STATED EXERCISE:
Answer with one number: how many lines have "Increased".

DATASET ENTRIES:

···

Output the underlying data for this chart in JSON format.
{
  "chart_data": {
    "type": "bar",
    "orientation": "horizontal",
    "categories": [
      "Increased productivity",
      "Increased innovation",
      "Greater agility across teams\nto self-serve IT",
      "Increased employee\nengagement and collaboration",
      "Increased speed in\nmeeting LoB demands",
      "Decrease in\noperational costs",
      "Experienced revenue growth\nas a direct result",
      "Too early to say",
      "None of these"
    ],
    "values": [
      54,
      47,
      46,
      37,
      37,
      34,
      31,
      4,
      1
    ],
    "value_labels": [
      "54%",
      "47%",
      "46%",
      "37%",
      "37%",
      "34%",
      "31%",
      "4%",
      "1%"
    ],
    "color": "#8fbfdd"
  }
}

···

RESULT:
4